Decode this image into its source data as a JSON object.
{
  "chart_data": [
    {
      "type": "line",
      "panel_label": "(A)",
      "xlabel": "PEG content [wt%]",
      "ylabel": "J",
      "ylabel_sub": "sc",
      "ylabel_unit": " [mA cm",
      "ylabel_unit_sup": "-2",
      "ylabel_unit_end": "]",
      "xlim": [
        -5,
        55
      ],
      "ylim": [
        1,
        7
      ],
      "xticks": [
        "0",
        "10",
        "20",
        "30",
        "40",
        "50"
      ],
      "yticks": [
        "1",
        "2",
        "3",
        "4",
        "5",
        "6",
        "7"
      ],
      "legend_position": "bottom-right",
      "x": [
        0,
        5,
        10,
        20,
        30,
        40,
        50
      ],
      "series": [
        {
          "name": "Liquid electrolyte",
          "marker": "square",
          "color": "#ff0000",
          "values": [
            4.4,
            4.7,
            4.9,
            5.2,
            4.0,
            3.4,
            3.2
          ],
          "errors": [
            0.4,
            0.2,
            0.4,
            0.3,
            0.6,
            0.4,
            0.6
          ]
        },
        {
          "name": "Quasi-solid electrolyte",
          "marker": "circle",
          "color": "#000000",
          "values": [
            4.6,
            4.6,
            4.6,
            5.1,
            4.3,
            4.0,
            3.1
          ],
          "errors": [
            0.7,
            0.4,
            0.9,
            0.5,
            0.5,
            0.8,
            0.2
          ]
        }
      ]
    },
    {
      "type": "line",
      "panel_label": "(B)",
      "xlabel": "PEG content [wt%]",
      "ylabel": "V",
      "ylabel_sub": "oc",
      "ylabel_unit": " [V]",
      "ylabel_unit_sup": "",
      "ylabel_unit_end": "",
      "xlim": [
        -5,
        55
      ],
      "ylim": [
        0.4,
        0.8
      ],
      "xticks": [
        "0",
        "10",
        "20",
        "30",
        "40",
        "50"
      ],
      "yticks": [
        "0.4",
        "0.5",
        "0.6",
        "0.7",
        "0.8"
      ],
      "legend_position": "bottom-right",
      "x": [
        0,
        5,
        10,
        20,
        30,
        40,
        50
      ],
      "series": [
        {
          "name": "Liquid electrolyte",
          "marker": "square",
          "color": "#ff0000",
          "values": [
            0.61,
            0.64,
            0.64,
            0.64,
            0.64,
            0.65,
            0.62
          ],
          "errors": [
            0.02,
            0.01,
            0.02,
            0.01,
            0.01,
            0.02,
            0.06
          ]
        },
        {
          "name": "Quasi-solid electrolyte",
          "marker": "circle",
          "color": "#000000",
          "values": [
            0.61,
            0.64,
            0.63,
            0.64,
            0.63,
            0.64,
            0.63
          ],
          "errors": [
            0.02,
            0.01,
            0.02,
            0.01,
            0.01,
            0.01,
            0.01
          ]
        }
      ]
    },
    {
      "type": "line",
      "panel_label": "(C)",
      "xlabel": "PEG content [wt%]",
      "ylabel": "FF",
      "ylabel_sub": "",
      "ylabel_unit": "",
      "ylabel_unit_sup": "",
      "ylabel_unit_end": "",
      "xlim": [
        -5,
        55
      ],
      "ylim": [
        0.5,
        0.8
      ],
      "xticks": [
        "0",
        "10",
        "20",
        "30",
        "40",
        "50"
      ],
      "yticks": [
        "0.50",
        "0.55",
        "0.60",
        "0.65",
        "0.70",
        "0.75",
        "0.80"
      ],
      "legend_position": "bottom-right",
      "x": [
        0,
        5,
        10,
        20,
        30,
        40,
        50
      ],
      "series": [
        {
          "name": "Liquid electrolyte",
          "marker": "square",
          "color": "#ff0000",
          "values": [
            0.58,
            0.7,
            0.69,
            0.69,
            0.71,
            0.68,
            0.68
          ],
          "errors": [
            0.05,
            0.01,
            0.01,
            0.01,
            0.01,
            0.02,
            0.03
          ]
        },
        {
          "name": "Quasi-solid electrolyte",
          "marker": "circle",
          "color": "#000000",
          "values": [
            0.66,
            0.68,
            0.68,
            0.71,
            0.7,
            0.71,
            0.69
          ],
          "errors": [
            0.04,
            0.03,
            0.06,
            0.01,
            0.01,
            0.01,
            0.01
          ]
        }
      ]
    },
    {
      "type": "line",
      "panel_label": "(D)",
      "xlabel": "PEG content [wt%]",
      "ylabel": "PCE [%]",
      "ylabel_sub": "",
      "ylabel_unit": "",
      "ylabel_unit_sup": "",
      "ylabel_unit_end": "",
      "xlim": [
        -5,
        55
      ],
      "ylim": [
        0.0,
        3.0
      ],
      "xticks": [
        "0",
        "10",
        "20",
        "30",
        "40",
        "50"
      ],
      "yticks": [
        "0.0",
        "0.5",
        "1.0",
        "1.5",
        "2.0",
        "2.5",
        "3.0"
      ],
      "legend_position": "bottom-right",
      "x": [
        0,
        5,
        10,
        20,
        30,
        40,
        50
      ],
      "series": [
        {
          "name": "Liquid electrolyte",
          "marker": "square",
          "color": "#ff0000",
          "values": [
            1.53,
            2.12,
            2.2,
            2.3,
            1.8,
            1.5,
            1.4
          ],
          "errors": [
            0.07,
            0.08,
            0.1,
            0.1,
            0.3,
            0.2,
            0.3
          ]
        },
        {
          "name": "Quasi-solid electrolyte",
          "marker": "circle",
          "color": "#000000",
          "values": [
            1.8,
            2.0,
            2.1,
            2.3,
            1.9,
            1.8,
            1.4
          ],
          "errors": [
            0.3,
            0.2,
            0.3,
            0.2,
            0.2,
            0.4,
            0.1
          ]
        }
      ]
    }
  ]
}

Objective: Recite the full listing above exactly.

Reply:
Decode this image into its source data as a JSON object.
{
  "chart_data": [
    {
      "type": "line",
      "panel_label": "(A)",
      "xlabel": "PEG content [wt%]",
      "ylabel": "J",
      "ylabel_sub": "sc",
      "ylabel_unit": " [mA cm",
      "ylabel_unit_sup": "-2",
      "ylabel_unit_end": "]",
      "xlim": [
        -5,
        55
      ],
      "ylim": [
        1,
        7
      ],
      "xticks": [
        "0",
        "10",
        "20",
        "30",
        "40",
        "50"
      ],
      "yticks": [
        "1",
        "2",
        "3",
        "4",
        "5",
        "6",
        "7"
      ],
      "legend_position": "bottom-right",
      "x": [
        0,
        5,
        10,
        20,
        30,
        40,
        50
      ],
      "series": [
        {
          "name": "Liquid electrolyte",
          "marker": "square",
          "color": "#ff0000",
          "values": [
            4.4,
            4.7,
            4.9,
            5.2,
            4.0,
            3.4,
            3.2
          ],
          "errors": [
            0.4,
            0.2,
            0.4,
            0.3,
            0.6,
            0.4,
            0.6
          ]
        },
        {
          "name": "Quasi-solid electrolyte",
          "marker": "circle",
          "color": "#000000",
          "values": [
            4.6,
            4.6,
            4.6,
            5.1,
            4.3,
            4.0,
            3.1
          ],
          "errors": [
            0.7,
            0.4,
            0.9,
            0.5,
            0.5,
            0.8,
            0.2
          ]
        }
      ]
    },
    {
      "type": "line",
      "panel_label": "(B)",
      "xlabel": "PEG content [wt%]",
      "ylabel": "V",
      "ylabel_sub": "oc",
      "ylabel_unit": " [V]",
      "ylabel_unit_sup": "",
      "ylabel_unit_end": "",
      "xlim": [
        -5,
        55
      ],
      "ylim": [
        0.4,
        0.8
      ],
      "xticks": [
        "0",
        "10",
        "20",
        "30",
        "40",
        "50"
      ],
      "yticks": [
        "0.4",
        "0.5",
        "0.6",
        "0.7",
        "0.8"
      ],
      "legend_position": "bottom-right",
      "x": [
        0,
        5,
        10,
        20,
        30,
        40,
        50
      ],
      "series": [
        {
          "name": "Liquid electrolyte",
          "marker": "square",
          "color": "#ff0000",
          "values": [
            0.61,
            0.64,
            0.64,
            0.64,
            0.64,
            0.65,
            0.62
          ],
          "errors": [
            0.02,
            0.01,
            0.02,
            0.01,
            0.01,
            0.02,
            0.06
          ]
        },
        {
          "name": "Quasi-solid electrolyte",
          "marker": "circle",
          "color": "#000000",
          "values": [
            0.61,
            0.64,
            0.63,
            0.64,
            0.63,
            0.64,
            0.63
          ],
          "errors": [
            0.02,
            0.01,
            0.02,
            0.01,
            0.01,
            0.01,
            0.01
          ]
        }
      ]
    },
    {
      "type": "line",
      "panel_label": "(C)",
      "xlabel": "PEG content [wt%]",
      "ylabel": "FF",
      "ylabel_sub": "",
      "ylabel_unit": "",
      "ylabel_unit_sup": "",
      "ylabel_unit_end": "",
      "xlim": [
        -5,
        55
      ],
      "ylim": [
        0.5,
        0.8
      ],
      "xticks": [
        "0",
        "10",
        "20",
        "30",
        "40",
        "50"
      ],
      "yticks": [
        "0.50",
        "0.55",
        "0.60",
        "0.65",
        "0.70",
        "0.75",
        "0.80"
      ],
      "legend_position": "bottom-right",
      "x": [
        0,
        5,
        10,
        20,
        30,
        40,
        50
      ],
      "series": [
        {
          "name": "Liquid electrolyte",
          "marker": "square",
          "color": "#ff0000",
          "values": [
            0.58,
            0.7,
            0.69,
            0.69,
            0.71,
            0.68,
            0.68
          ],
          "errors": [
            0.05,
            0.01,
            0.01,
            0.01,
            0.01,
            0.02,
            0.03
          ]
        },
        {
          "name": "Quasi-solid electrolyte",
          "marker": "circle",
          "color": "#000000",
          "values": [
            0.66,
            0.68,
            0.68,
            0.71,
            0.7,
            0.71,
            0.69
          ],
          "errors": [
            0.04,
            0.03,
            0.06,
            0.01,
            0.01,
            0.01,
            0.01
          ]
        }
      ]
    },
    {
      "type": "line",
      "panel_label": "(D)",
      "xlabel": "PEG content [wt%]",
      "ylabel": "PCE [%]",
      "ylabel_sub": "",
      "ylabel_unit": "",
      "ylabel_unit_sup": "",
      "ylabel_unit_end": "",
      "xlim": [
        -5,
        55
      ],
      "ylim": [
        0.0,
        3.0
      ],
      "xticks": [
        "0",
        "10",
        "20",
        "30",
        "40",
        "50"
      ],
      "yticks": [
        "0.0",
        "0.5",
        "1.0",
        "1.5",
        "2.0",
        "2.5",
        "3.0"
      ],
      "legend_position": "bottom-right",
      "x": [
        0,
        5,
        10,
        20,
        30,
        40,
        50
      ],
      "series": [
        {
          "name": "Liquid electrolyte",
          "marker": "square",
          "color": "#ff0000",
          "values": [
            1.53,
            2.12,
            2.2,
            2.3,
            1.8,
            1.5,
            1.4
          ],
          "errors": [
            0.07,
            0.08,
            0.1,
            0.1,
            0.3,
            0.2,
            0.3
          ]
        },
        {
          "name": "Quasi-solid electrolyte",
          "marker": "circle",
          "color": "#000000",
          "values": [
            1.8,
            2.0,
            2.1,
            2.3,
            1.9,
            1.8,
            1.4
          ],
          "errors": [
            0.3,
            0.2,
            0.3,
            0.2,
            0.2,
            0.4,
            0.1
          ]
        }
      ]
    }
  ]
}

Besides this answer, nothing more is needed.